- [REQUIREMENTS]
Below are the records. List every line holding the word "واحد".

---------- INPUT MATERIAL

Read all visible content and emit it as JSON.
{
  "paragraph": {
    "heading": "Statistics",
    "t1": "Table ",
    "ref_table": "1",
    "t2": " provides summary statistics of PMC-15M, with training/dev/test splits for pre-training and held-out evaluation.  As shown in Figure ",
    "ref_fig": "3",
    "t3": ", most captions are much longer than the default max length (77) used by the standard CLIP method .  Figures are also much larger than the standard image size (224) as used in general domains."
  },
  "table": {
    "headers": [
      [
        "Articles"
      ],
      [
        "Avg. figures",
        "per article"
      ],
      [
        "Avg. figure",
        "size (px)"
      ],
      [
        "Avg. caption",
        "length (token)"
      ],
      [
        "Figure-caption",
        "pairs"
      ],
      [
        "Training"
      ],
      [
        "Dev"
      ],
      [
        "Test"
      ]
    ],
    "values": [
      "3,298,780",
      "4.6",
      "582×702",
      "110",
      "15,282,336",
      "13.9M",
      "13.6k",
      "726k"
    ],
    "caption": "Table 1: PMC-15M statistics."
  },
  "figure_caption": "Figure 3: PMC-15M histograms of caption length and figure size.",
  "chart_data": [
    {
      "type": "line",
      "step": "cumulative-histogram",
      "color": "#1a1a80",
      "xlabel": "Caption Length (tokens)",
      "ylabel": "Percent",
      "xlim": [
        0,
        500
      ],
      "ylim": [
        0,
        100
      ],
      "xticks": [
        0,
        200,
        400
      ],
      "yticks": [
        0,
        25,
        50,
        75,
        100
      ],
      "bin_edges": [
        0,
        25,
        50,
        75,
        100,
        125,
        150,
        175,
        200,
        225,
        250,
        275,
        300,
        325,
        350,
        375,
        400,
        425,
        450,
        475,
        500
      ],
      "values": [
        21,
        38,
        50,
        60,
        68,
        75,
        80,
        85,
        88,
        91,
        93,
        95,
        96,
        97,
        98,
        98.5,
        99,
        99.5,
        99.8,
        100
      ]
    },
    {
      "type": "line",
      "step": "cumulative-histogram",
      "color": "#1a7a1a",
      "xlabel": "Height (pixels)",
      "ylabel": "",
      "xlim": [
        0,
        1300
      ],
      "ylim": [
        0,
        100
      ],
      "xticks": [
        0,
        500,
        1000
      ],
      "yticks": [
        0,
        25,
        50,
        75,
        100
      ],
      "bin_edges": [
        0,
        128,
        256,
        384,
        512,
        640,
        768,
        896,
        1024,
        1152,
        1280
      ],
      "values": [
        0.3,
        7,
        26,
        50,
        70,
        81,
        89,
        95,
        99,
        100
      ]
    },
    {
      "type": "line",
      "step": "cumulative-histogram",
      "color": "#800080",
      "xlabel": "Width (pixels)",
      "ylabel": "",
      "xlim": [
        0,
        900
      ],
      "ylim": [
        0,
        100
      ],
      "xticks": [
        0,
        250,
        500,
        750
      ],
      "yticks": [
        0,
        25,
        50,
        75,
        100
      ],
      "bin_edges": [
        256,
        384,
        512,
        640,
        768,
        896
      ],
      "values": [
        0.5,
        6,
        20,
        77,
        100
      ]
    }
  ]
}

--------------------
---------- INPUT MATERIAL

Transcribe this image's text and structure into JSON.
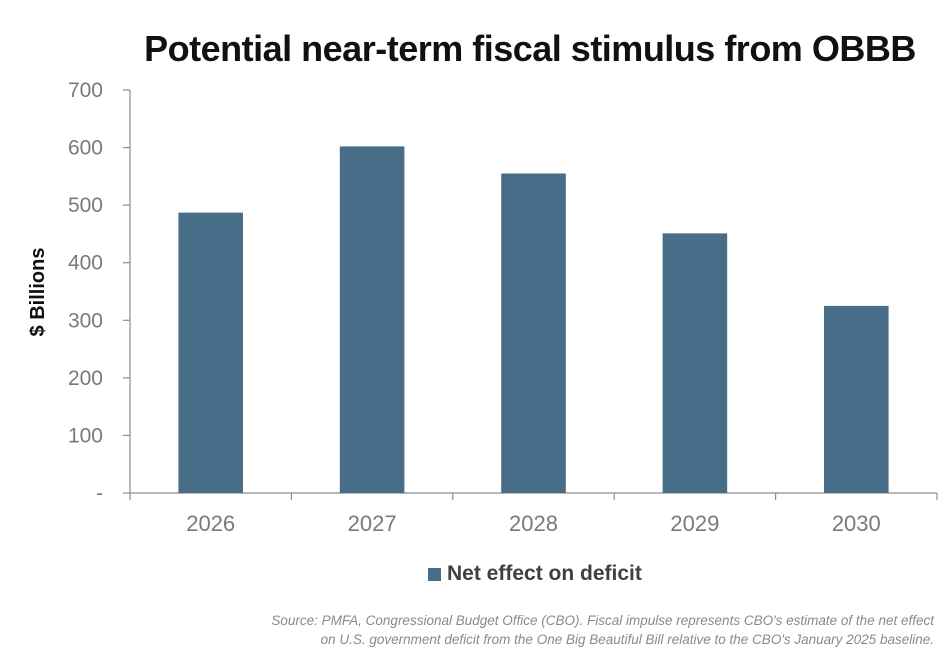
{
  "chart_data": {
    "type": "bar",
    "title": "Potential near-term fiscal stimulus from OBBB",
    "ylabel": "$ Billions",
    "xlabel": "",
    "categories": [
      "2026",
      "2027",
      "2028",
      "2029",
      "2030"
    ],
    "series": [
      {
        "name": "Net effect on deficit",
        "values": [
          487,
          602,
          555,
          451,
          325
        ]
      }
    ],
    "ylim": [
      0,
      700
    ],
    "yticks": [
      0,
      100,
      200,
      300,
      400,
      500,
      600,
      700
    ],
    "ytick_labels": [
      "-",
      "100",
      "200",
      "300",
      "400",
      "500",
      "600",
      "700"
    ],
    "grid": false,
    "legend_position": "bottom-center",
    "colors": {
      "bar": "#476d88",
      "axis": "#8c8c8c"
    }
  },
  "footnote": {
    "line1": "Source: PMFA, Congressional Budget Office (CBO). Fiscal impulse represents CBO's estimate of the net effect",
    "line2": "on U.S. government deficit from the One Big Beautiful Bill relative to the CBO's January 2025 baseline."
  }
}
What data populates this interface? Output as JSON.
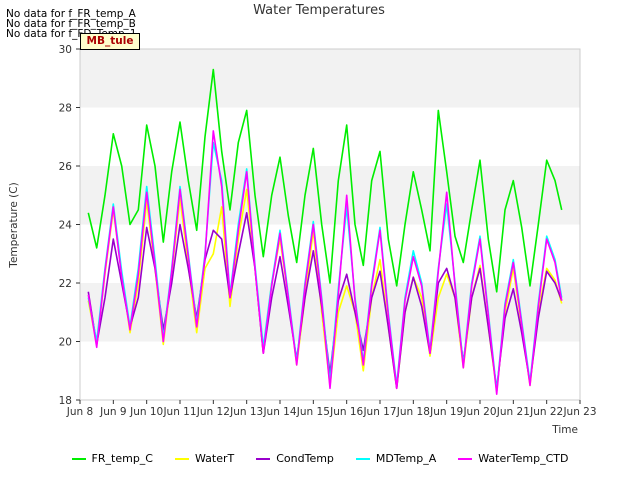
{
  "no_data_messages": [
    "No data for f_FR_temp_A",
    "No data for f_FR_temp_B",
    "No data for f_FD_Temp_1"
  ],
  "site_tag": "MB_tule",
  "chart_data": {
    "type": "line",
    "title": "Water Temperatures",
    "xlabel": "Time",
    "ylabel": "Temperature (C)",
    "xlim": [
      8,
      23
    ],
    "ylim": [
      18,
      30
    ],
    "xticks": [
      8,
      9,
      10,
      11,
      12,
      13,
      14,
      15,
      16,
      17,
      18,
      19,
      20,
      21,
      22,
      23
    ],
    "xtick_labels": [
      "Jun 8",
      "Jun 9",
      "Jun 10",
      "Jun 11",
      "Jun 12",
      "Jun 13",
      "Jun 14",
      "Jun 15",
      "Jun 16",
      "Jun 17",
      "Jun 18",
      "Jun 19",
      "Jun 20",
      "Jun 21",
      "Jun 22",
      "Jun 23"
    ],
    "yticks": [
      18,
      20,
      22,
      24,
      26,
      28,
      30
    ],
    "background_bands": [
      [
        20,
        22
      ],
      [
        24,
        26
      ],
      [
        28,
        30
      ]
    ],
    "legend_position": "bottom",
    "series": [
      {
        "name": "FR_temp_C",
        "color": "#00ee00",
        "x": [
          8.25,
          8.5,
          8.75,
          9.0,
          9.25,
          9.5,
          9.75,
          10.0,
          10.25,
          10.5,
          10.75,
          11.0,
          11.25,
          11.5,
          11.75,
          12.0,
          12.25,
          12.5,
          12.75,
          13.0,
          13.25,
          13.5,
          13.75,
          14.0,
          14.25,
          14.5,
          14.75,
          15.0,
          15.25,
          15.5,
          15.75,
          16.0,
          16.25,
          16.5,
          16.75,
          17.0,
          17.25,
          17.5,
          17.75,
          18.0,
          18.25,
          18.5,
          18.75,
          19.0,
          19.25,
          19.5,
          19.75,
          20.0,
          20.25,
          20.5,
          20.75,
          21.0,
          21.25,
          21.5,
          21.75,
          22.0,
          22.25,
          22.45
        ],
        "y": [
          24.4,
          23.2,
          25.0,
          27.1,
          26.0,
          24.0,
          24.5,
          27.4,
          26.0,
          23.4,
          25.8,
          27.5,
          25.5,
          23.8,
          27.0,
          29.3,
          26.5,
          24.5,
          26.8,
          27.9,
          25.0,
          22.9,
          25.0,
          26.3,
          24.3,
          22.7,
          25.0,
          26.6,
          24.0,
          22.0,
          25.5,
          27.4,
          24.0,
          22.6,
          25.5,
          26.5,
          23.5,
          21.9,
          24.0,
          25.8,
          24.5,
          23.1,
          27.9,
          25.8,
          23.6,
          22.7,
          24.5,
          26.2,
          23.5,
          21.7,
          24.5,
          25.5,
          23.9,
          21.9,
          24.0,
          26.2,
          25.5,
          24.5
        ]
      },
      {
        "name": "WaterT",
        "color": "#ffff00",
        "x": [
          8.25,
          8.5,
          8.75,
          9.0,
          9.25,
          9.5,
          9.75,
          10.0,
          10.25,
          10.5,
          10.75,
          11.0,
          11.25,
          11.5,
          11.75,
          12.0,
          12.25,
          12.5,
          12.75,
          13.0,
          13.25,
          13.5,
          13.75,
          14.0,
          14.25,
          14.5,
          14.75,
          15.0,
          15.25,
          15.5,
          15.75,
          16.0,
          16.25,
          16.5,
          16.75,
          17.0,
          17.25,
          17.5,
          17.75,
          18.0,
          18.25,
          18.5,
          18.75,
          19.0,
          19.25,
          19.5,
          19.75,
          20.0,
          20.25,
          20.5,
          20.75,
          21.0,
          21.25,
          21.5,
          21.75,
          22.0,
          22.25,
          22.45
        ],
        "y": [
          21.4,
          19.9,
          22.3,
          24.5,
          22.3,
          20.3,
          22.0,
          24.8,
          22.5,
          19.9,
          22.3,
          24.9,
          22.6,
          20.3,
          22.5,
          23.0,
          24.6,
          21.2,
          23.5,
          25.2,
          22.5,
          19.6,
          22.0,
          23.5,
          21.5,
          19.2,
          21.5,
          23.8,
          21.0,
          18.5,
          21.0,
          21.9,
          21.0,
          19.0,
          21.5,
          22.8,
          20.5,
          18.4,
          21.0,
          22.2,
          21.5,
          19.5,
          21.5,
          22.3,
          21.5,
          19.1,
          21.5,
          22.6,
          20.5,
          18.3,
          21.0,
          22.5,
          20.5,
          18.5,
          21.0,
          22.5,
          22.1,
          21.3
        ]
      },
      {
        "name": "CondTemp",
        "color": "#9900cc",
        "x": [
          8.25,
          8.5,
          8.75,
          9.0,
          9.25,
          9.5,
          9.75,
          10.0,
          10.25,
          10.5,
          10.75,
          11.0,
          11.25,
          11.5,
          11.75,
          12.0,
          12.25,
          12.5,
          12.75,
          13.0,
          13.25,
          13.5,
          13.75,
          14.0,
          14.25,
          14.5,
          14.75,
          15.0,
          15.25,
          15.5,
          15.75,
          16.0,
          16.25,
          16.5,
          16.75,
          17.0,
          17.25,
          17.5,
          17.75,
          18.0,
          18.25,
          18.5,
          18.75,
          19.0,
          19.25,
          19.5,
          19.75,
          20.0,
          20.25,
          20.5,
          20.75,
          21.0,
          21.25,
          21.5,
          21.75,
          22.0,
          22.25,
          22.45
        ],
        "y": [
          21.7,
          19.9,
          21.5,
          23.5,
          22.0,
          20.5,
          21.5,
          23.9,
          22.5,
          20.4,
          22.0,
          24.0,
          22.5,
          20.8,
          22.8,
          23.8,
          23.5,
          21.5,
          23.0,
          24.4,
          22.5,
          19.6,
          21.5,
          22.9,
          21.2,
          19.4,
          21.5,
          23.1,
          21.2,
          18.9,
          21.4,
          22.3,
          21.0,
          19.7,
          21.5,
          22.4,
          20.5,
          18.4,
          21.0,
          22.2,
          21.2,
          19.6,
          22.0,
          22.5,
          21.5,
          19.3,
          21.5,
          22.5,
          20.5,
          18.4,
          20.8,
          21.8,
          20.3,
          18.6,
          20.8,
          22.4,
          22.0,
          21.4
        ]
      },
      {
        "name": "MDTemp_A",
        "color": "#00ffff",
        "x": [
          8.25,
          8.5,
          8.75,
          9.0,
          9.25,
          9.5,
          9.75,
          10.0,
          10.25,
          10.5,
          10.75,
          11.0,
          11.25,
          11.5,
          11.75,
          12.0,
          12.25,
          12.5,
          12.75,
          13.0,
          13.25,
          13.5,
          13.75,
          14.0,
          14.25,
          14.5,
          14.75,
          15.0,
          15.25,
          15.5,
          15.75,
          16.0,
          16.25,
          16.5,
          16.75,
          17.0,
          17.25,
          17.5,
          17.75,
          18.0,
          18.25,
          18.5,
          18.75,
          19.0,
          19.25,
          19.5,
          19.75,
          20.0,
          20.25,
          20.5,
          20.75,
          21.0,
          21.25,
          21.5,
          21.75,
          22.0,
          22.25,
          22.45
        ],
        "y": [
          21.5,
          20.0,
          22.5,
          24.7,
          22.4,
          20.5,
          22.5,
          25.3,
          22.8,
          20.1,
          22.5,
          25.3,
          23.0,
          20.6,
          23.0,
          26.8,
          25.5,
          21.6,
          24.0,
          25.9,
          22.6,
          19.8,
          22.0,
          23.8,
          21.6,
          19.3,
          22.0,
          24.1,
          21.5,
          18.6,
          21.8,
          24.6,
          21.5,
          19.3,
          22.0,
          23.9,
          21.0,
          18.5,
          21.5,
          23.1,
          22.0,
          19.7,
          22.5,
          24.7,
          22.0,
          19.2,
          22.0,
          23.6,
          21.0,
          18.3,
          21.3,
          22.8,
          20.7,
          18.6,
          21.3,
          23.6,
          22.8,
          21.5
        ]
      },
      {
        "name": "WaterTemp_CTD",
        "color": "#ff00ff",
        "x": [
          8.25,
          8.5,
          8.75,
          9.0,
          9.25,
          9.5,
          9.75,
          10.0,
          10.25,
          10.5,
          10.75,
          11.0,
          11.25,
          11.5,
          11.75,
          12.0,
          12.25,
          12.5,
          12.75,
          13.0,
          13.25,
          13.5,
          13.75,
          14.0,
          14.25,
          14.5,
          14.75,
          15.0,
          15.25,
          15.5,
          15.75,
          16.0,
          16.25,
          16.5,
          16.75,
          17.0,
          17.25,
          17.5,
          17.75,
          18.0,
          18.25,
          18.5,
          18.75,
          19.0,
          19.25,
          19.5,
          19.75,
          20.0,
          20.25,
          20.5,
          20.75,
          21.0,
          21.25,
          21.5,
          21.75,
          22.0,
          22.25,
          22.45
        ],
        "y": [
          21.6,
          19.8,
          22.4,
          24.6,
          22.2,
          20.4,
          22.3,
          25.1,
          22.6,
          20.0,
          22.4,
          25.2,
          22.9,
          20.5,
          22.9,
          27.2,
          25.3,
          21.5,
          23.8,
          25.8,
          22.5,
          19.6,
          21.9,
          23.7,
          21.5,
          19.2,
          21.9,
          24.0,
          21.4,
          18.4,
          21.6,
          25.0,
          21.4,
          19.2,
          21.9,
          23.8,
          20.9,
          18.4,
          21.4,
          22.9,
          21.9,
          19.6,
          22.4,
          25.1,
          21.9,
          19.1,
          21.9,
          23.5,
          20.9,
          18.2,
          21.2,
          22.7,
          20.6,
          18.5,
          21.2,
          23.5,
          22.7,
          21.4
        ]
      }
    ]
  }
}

--------------------
---------- INPUT MATERIAL

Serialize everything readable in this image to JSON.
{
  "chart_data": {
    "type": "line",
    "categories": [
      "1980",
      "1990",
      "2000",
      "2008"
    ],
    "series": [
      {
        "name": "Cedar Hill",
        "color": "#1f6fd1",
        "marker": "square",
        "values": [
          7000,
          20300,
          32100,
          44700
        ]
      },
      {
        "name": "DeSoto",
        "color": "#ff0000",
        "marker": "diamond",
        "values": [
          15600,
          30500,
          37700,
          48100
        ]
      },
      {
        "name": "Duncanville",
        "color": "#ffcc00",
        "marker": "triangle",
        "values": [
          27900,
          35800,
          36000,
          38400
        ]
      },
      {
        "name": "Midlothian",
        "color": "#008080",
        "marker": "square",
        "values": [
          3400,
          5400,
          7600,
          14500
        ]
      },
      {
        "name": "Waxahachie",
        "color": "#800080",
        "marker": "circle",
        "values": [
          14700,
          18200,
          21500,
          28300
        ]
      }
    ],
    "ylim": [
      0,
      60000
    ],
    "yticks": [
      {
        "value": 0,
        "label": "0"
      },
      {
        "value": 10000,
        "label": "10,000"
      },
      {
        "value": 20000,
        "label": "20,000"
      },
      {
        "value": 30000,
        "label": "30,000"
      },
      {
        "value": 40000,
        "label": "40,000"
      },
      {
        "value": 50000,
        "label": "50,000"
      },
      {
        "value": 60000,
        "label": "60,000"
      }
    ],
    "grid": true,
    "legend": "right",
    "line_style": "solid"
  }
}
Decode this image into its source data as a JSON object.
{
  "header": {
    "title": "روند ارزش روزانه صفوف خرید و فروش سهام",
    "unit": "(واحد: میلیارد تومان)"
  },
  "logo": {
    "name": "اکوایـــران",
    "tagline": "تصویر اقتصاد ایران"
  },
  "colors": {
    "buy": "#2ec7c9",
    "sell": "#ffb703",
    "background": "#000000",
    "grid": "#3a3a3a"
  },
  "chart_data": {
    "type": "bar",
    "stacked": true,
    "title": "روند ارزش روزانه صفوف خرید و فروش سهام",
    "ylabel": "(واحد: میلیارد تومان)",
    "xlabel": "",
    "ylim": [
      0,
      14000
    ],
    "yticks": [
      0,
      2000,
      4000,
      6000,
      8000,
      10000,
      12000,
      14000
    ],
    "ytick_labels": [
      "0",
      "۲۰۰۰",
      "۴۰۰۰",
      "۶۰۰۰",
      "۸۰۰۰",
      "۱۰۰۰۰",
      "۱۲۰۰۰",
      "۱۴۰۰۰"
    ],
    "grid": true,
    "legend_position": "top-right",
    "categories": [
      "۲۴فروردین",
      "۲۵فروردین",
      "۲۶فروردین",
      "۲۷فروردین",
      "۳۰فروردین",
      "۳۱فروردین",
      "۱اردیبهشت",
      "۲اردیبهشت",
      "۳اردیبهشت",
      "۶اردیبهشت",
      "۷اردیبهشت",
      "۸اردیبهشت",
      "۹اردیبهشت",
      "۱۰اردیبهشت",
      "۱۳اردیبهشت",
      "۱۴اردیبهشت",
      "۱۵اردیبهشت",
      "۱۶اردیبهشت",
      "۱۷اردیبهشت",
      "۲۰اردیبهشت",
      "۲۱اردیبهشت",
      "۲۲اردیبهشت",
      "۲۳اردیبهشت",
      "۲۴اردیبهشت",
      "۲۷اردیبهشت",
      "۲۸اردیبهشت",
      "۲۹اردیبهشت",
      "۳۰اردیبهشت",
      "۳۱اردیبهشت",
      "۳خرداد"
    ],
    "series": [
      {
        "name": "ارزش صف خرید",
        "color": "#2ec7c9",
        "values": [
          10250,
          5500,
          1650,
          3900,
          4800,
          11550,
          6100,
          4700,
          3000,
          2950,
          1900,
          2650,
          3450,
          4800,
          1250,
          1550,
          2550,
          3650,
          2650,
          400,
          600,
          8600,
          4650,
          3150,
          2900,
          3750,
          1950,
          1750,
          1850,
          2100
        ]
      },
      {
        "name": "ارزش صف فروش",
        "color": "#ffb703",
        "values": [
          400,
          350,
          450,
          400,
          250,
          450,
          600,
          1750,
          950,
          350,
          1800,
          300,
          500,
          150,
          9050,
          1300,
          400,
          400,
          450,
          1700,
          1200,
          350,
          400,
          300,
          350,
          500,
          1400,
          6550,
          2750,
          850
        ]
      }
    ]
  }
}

--------------------

- [CORRECT RESPONSE]
    "unit": "(واحد: میلیارد تومان)"
    "ylabel": "(واحد: میلیارد تومان)",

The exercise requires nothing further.